[Records from a data source]
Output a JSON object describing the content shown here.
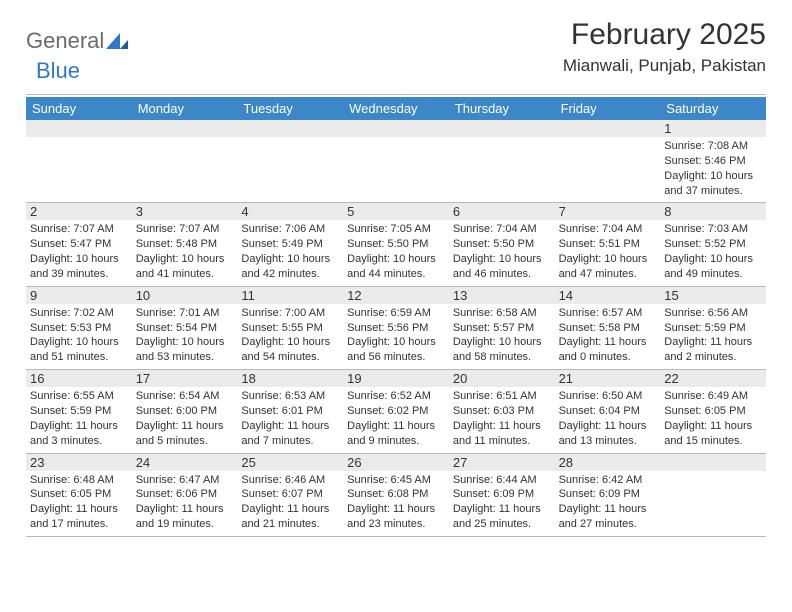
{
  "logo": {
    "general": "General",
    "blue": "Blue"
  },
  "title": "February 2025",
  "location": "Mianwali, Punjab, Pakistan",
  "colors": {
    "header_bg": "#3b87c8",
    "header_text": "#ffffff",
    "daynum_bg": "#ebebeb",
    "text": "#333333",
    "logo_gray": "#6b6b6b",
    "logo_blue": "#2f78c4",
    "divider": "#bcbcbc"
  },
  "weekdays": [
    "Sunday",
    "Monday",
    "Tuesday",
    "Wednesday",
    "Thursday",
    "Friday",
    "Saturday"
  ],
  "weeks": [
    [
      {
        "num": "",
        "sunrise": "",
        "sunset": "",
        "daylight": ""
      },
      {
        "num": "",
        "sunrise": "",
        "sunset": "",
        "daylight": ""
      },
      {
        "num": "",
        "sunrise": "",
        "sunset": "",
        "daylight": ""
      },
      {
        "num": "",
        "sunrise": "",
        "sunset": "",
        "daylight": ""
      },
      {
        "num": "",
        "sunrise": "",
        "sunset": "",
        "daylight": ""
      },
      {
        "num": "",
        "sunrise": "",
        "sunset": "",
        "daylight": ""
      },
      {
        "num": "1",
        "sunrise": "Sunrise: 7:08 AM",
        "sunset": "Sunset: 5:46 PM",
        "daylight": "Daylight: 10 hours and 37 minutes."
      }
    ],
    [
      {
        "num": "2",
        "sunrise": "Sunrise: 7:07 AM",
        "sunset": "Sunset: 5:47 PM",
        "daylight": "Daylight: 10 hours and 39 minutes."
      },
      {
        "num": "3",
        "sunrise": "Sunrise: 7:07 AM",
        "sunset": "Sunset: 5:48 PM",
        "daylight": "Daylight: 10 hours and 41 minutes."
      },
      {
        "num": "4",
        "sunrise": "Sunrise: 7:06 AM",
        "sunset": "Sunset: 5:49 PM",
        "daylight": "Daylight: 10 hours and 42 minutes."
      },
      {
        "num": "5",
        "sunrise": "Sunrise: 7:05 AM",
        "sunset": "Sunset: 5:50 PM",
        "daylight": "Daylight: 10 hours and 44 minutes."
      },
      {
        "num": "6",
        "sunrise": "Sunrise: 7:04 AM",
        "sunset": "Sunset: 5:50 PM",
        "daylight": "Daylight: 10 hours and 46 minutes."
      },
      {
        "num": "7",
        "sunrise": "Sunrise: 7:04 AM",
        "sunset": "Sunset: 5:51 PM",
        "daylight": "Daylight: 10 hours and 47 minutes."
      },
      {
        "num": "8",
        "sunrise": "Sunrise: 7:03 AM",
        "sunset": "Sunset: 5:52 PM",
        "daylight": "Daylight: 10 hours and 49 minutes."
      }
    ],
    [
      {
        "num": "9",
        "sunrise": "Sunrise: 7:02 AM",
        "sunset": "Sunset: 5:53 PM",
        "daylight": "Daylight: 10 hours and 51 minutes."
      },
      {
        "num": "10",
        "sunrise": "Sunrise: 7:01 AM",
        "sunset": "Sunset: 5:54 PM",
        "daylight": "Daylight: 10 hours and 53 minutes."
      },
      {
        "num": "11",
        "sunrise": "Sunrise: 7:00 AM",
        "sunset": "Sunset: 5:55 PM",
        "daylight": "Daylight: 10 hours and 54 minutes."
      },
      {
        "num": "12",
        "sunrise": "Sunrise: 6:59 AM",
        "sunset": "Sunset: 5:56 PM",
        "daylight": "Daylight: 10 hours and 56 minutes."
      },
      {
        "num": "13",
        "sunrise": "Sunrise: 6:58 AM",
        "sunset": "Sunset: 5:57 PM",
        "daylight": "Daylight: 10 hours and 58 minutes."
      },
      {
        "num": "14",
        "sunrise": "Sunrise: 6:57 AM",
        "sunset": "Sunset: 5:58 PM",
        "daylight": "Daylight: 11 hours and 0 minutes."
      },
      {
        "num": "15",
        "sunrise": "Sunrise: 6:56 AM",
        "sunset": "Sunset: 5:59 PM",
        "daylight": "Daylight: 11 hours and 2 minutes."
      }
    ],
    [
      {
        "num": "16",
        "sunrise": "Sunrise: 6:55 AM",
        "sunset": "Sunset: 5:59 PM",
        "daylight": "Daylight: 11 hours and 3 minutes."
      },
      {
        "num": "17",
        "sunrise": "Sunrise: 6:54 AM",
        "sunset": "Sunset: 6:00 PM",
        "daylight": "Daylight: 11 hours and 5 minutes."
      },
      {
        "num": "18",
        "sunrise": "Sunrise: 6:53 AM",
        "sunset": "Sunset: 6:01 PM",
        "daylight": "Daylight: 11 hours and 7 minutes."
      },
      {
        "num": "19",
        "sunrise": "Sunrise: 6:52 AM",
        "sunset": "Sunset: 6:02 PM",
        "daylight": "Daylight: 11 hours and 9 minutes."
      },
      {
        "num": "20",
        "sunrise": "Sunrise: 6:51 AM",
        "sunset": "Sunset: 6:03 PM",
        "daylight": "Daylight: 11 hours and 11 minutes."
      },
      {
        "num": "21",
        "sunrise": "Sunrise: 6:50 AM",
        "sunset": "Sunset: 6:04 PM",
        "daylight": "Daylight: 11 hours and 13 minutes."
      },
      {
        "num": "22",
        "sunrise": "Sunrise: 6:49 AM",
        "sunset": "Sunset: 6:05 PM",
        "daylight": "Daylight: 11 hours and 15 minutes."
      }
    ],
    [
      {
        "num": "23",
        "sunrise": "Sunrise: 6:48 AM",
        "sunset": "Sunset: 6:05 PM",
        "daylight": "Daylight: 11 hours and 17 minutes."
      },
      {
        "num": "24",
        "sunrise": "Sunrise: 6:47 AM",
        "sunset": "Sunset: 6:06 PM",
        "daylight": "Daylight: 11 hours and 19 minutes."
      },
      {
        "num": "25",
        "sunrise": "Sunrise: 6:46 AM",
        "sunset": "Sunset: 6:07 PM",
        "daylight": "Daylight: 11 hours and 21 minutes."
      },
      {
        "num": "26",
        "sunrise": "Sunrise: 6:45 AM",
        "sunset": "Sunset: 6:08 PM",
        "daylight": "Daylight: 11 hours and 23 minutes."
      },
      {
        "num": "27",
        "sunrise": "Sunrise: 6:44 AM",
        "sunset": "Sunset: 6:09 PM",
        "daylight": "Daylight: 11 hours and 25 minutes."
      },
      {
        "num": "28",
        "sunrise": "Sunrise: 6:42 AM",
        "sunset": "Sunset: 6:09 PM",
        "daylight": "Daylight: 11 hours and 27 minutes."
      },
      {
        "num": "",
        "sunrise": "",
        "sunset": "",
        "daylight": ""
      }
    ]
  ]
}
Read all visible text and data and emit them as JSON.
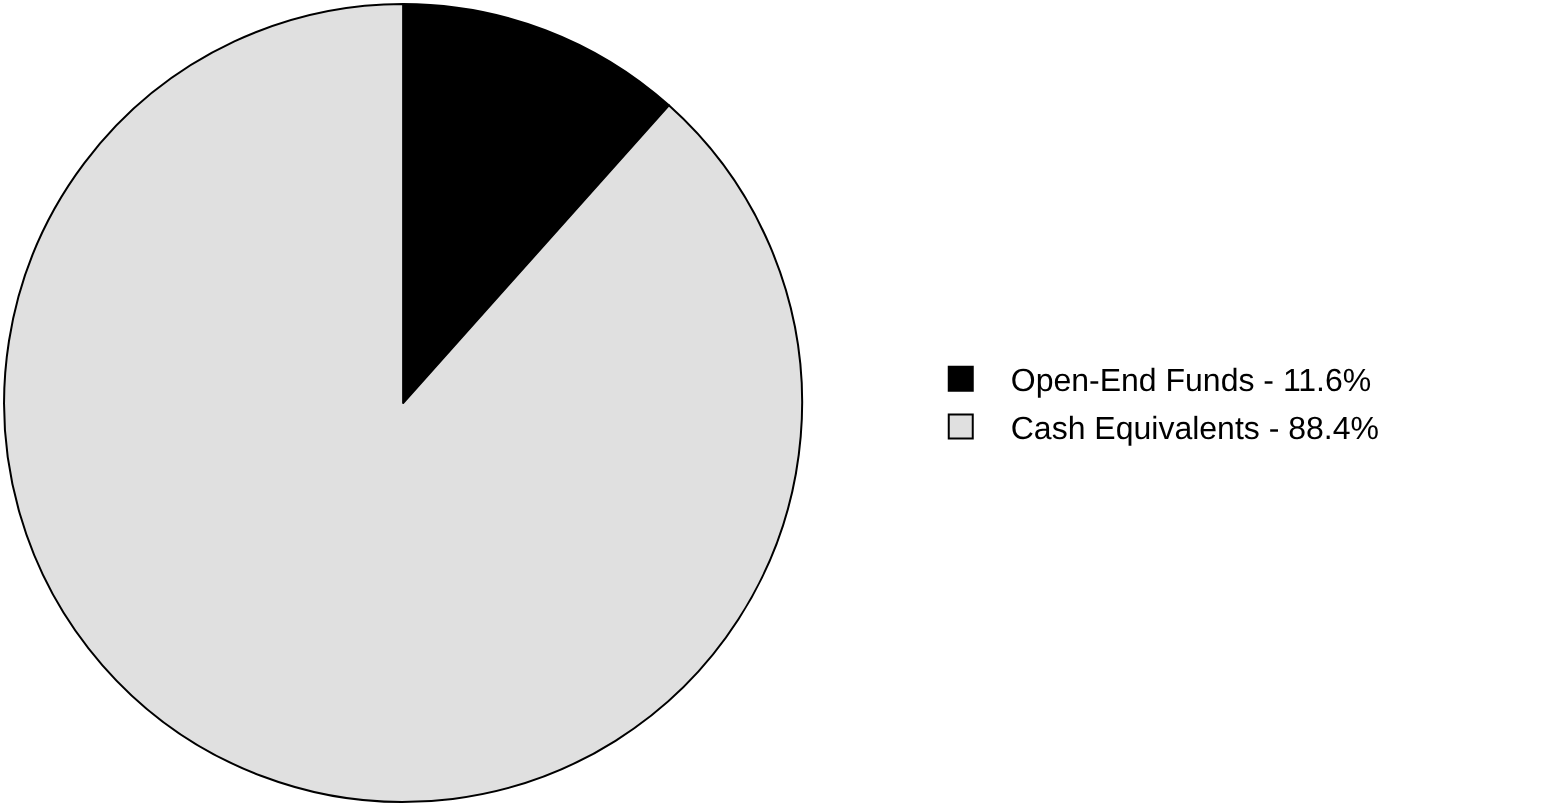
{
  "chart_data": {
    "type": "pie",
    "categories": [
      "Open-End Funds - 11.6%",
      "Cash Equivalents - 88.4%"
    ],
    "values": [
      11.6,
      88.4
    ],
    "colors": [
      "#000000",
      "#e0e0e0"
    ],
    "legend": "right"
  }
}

▶ WRITTEN EXERCISE:
Pictures in the data above should not be copied; transcribe everything else exactly.

▶ ANSWER TO THIS TASK:
Output a JSON object describing the content shown here.
{
  "logo": {
    "general": "General",
    "blue": "Blue"
  },
  "title": "February 2025",
  "location": "Mianwali, Punjab, Pakistan",
  "colors": {
    "header_bg": "#3b87c8",
    "header_text": "#ffffff",
    "daynum_bg": "#ebebeb",
    "text": "#333333",
    "logo_gray": "#6b6b6b",
    "logo_blue": "#2f78c4",
    "divider": "#bcbcbc"
  },
  "weekdays": [
    "Sunday",
    "Monday",
    "Tuesday",
    "Wednesday",
    "Thursday",
    "Friday",
    "Saturday"
  ],
  "weeks": [
    [
      {
        "num": "",
        "sunrise": "",
        "sunset": "",
        "daylight": ""
      },
      {
        "num": "",
        "sunrise": "",
        "sunset": "",
        "daylight": ""
      },
      {
        "num": "",
        "sunrise": "",
        "sunset": "",
        "daylight": ""
      },
      {
        "num": "",
        "sunrise": "",
        "sunset": "",
        "daylight": ""
      },
      {
        "num": "",
        "sunrise": "",
        "sunset": "",
        "daylight": ""
      },
      {
        "num": "",
        "sunrise": "",
        "sunset": "",
        "daylight": ""
      },
      {
        "num": "1",
        "sunrise": "Sunrise: 7:08 AM",
        "sunset": "Sunset: 5:46 PM",
        "daylight": "Daylight: 10 hours and 37 minutes."
      }
    ],
    [
      {
        "num": "2",
        "sunrise": "Sunrise: 7:07 AM",
        "sunset": "Sunset: 5:47 PM",
        "daylight": "Daylight: 10 hours and 39 minutes."
      },
      {
        "num": "3",
        "sunrise": "Sunrise: 7:07 AM",
        "sunset": "Sunset: 5:48 PM",
        "daylight": "Daylight: 10 hours and 41 minutes."
      },
      {
        "num": "4",
        "sunrise": "Sunrise: 7:06 AM",
        "sunset": "Sunset: 5:49 PM",
        "daylight": "Daylight: 10 hours and 42 minutes."
      },
      {
        "num": "5",
        "sunrise": "Sunrise: 7:05 AM",
        "sunset": "Sunset: 5:50 PM",
        "daylight": "Daylight: 10 hours and 44 minutes."
      },
      {
        "num": "6",
        "sunrise": "Sunrise: 7:04 AM",
        "sunset": "Sunset: 5:50 PM",
        "daylight": "Daylight: 10 hours and 46 minutes."
      },
      {
        "num": "7",
        "sunrise": "Sunrise: 7:04 AM",
        "sunset": "Sunset: 5:51 PM",
        "daylight": "Daylight: 10 hours and 47 minutes."
      },
      {
        "num": "8",
        "sunrise": "Sunrise: 7:03 AM",
        "sunset": "Sunset: 5:52 PM",
        "daylight": "Daylight: 10 hours and 49 minutes."
      }
    ],
    [
      {
        "num": "9",
        "sunrise": "Sunrise: 7:02 AM",
        "sunset": "Sunset: 5:53 PM",
        "daylight": "Daylight: 10 hours and 51 minutes."
      },
      {
        "num": "10",
        "sunrise": "Sunrise: 7:01 AM",
        "sunset": "Sunset: 5:54 PM",
        "daylight": "Daylight: 10 hours and 53 minutes."
      },
      {
        "num": "11",
        "sunrise": "Sunrise: 7:00 AM",
        "sunset": "Sunset: 5:55 PM",
        "daylight": "Daylight: 10 hours and 54 minutes."
      },
      {
        "num": "12",
        "sunrise": "Sunrise: 6:59 AM",
        "sunset": "Sunset: 5:56 PM",
        "daylight": "Daylight: 10 hours and 56 minutes."
      },
      {
        "num": "13",
        "sunrise": "Sunrise: 6:58 AM",
        "sunset": "Sunset: 5:57 PM",
        "daylight": "Daylight: 10 hours and 58 minutes."
      },
      {
        "num": "14",
        "sunrise": "Sunrise: 6:57 AM",
        "sunset": "Sunset: 5:58 PM",
        "daylight": "Daylight: 11 hours and 0 minutes."
      },
      {
        "num": "15",
        "sunrise": "Sunrise: 6:56 AM",
        "sunset": "Sunset: 5:59 PM",
        "daylight": "Daylight: 11 hours and 2 minutes."
      }
    ],
    [
      {
        "num": "16",
        "sunrise": "Sunrise: 6:55 AM",
        "sunset": "Sunset: 5:59 PM",
        "daylight": "Daylight: 11 hours and 3 minutes."
      },
      {
        "num": "17",
        "sunrise": "Sunrise: 6:54 AM",
        "sunset": "Sunset: 6:00 PM",
        "daylight": "Daylight: 11 hours and 5 minutes."
      },
      {
        "num": "18",
        "sunrise": "Sunrise: 6:53 AM",
        "sunset": "Sunset: 6:01 PM",
        "daylight": "Daylight: 11 hours and 7 minutes."
      },
      {
        "num": "19",
        "sunrise": "Sunrise: 6:52 AM",
        "sunset": "Sunset: 6:02 PM",
        "daylight": "Daylight: 11 hours and 9 minutes."
      },
      {
        "num": "20",
        "sunrise": "Sunrise: 6:51 AM",
        "sunset": "Sunset: 6:03 PM",
        "daylight": "Daylight: 11 hours and 11 minutes."
      },
      {
        "num": "21",
        "sunrise": "Sunrise: 6:50 AM",
        "sunset": "Sunset: 6:04 PM",
        "daylight": "Daylight: 11 hours and 13 minutes."
      },
      {
        "num": "22",
        "sunrise": "Sunrise: 6:49 AM",
        "sunset": "Sunset: 6:05 PM",
        "daylight": "Daylight: 11 hours and 15 minutes."
      }
    ],
    [
      {
        "num": "23",
        "sunrise": "Sunrise: 6:48 AM",
        "sunset": "Sunset: 6:05 PM",
        "daylight": "Daylight: 11 hours and 17 minutes."
      },
      {
        "num": "24",
        "sunrise": "Sunrise: 6:47 AM",
        "sunset": "Sunset: 6:06 PM",
        "daylight": "Daylight: 11 hours and 19 minutes."
      },
      {
        "num": "25",
        "sunrise": "Sunrise: 6:46 AM",
        "sunset": "Sunset: 6:07 PM",
        "daylight": "Daylight: 11 hours and 21 minutes."
      },
      {
        "num": "26",
        "sunrise": "Sunrise: 6:45 AM",
        "sunset": "Sunset: 6:08 PM",
        "daylight": "Daylight: 11 hours and 23 minutes."
      },
      {
        "num": "27",
        "sunrise": "Sunrise: 6:44 AM",
        "sunset": "Sunset: 6:09 PM",
        "daylight": "Daylight: 11 hours and 25 minutes."
      },
      {
        "num": "28",
        "sunrise": "Sunrise: 6:42 AM",
        "sunset": "Sunset: 6:09 PM",
        "daylight": "Daylight: 11 hours and 27 minutes."
      },
      {
        "num": "",
        "sunrise": "",
        "sunset": "",
        "daylight": ""
      }
    ]
  ]
}
Read all visible text and data and emit them as JSON.
{
  "chart_data": {
    "type": "pie",
    "categories": [
      "Open-End Funds - 11.6%",
      "Cash Equivalents - 88.4%"
    ],
    "values": [
      11.6,
      88.4
    ],
    "colors": [
      "#000000",
      "#e0e0e0"
    ],
    "legend": "right"
  }
}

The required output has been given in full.